Give the number of lines in the listing that hold the word "総ポジション数". Write nothing but that number.

----------------

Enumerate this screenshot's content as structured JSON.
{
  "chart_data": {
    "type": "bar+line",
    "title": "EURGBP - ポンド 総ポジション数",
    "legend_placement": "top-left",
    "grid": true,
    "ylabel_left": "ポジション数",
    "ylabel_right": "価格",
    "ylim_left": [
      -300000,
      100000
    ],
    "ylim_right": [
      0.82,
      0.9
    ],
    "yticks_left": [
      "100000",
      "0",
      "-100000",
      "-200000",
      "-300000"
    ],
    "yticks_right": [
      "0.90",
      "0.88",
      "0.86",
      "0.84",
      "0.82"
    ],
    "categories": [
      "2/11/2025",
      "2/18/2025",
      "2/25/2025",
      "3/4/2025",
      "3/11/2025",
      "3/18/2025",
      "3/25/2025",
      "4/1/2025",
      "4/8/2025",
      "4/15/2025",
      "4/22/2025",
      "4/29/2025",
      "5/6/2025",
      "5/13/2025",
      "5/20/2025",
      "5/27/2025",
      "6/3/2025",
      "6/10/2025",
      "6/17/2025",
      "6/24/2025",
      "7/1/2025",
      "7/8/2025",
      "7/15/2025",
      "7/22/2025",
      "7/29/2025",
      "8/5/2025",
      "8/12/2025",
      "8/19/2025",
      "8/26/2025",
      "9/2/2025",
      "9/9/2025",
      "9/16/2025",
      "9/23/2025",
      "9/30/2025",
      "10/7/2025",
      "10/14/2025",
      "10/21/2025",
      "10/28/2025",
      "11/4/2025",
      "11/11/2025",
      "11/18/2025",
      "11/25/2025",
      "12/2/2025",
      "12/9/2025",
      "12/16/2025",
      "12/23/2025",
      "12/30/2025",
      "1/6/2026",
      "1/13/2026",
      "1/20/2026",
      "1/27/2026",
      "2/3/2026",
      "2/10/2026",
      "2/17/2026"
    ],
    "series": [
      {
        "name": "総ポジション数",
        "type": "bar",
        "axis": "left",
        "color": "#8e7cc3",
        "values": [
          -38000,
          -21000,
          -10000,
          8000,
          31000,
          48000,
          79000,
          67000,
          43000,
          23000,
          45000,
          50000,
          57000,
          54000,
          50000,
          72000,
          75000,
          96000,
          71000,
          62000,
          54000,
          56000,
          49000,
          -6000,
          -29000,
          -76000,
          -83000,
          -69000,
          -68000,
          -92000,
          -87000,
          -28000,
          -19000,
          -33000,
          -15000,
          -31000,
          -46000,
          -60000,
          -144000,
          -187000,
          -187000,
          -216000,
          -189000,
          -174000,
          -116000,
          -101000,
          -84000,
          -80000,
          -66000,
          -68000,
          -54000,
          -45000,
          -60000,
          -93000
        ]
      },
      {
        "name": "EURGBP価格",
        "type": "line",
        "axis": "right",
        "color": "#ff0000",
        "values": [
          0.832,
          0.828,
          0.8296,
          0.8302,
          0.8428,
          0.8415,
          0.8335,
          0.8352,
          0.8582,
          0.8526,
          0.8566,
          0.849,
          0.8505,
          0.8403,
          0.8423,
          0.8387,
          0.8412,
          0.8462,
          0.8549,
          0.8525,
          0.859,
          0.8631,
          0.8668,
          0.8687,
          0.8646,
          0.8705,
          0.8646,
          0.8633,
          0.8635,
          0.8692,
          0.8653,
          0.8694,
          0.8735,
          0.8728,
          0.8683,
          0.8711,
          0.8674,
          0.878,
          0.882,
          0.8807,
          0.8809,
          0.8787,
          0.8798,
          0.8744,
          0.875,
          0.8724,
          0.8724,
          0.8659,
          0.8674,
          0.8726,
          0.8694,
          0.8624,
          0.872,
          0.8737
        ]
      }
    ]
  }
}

----------------

• Final result: 2